→ **Stated task**
Copy the data below exactly, omitting any picture it contains.
— begin Dataset records —
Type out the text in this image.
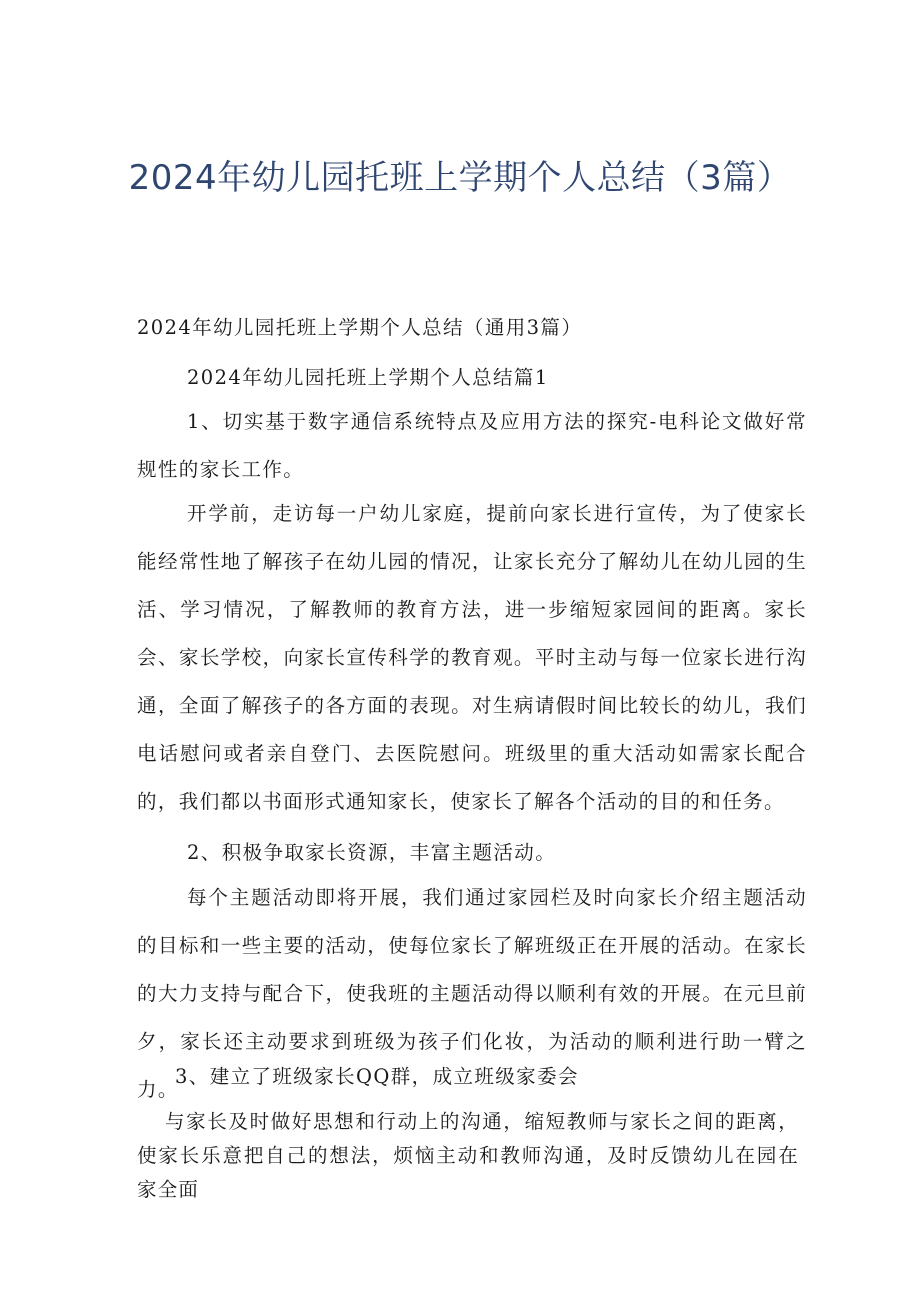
2024年幼儿园托班上学期个人总结（3篇）
2024年幼儿园托班上学期个人总结（通用3篇）
2024年幼儿园托班上学期个人总结篇1
1、切实基于数字通信系统特点及应用方法的探究-电科论文做好常规性的家长工作。
开学前，走访每一户幼儿家庭，提前向家长进行宣传，为了使家长能经常性地了解孩子在幼儿园的情况，让家长充分了解幼儿在幼儿园的生活、学习情况，了解教师的教育方法，进一步缩短家园间的距离。家长会、家长学校，向家长宣传科学的教育观。平时主动与每一位家长进行沟通，全面了解孩子的各方面的表现。对生病请假时间比较长的幼儿，我们电话慰问或者亲自登门、去医院慰问。班级里的重大活动如需家长配合的，我们都以书面形式通知家长，使家长了解各个活动的目的和任务。
2、积极争取家长资源，丰富主题活动。
每个主题活动即将开展，我们通过家园栏及时向家长介绍主题活动的目标和一些主要的活动，使每位家长了解班级正在开展的活动。在家长的大力支持与配合下，使我班的主题活动得以顺利有效的开展。在元旦前夕，家长还主动要求到班级为孩子们化妆，为活动的顺利进行助一臂之力。
3、建立了班级家长QQ群，成立班级家委会
与家长及时做好思想和行动上的沟通，缩短教师与家长之间的距离，使家长乐意把自己的想法，烦恼主动和教师沟通，及时反馈幼儿在园在家全面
— end Dataset records —
→ **Answer below**
Type out the text in this image.
2024年幼儿园托班上学期个人总结（3篇）
2024年幼儿园托班上学期个人总结（通用3篇）
2024年幼儿园托班上学期个人总结篇1
1、切实基于数字通信系统特点及应用方法的探究-电科论文做好常规性的家长工作。
开学前，走访每一户幼儿家庭，提前向家长进行宣传，为了使家长能经常性地了解孩子在幼儿园的情况，让家长充分了解幼儿在幼儿园的生活、学习情况，了解教师的教育方法，进一步缩短家园间的距离。家长会、家长学校，向家长宣传科学的教育观。平时主动与每一位家长进行沟通，全面了解孩子的各方面的表现。对生病请假时间比较长的幼儿，我们电话慰问或者亲自登门、去医院慰问。班级里的重大活动如需家长配合的，我们都以书面形式通知家长，使家长了解各个活动的目的和任务。
2、积极争取家长资源，丰富主题活动。
每个主题活动即将开展，我们通过家园栏及时向家长介绍主题活动的目标和一些主要的活动，使每位家长了解班级正在开展的活动。在家长的大力支持与配合下，使我班的主题活动得以顺利有效的开展。在元旦前夕，家长还主动要求到班级为孩子们化妆，为活动的顺利进行助一臂之力。
3、建立了班级家长QQ群，成立班级家委会
与家长及时做好思想和行动上的沟通，缩短教师与家长之间的距离，使家长乐意把自己的想法，烦恼主动和教师沟通，及时反馈幼儿在园在家全面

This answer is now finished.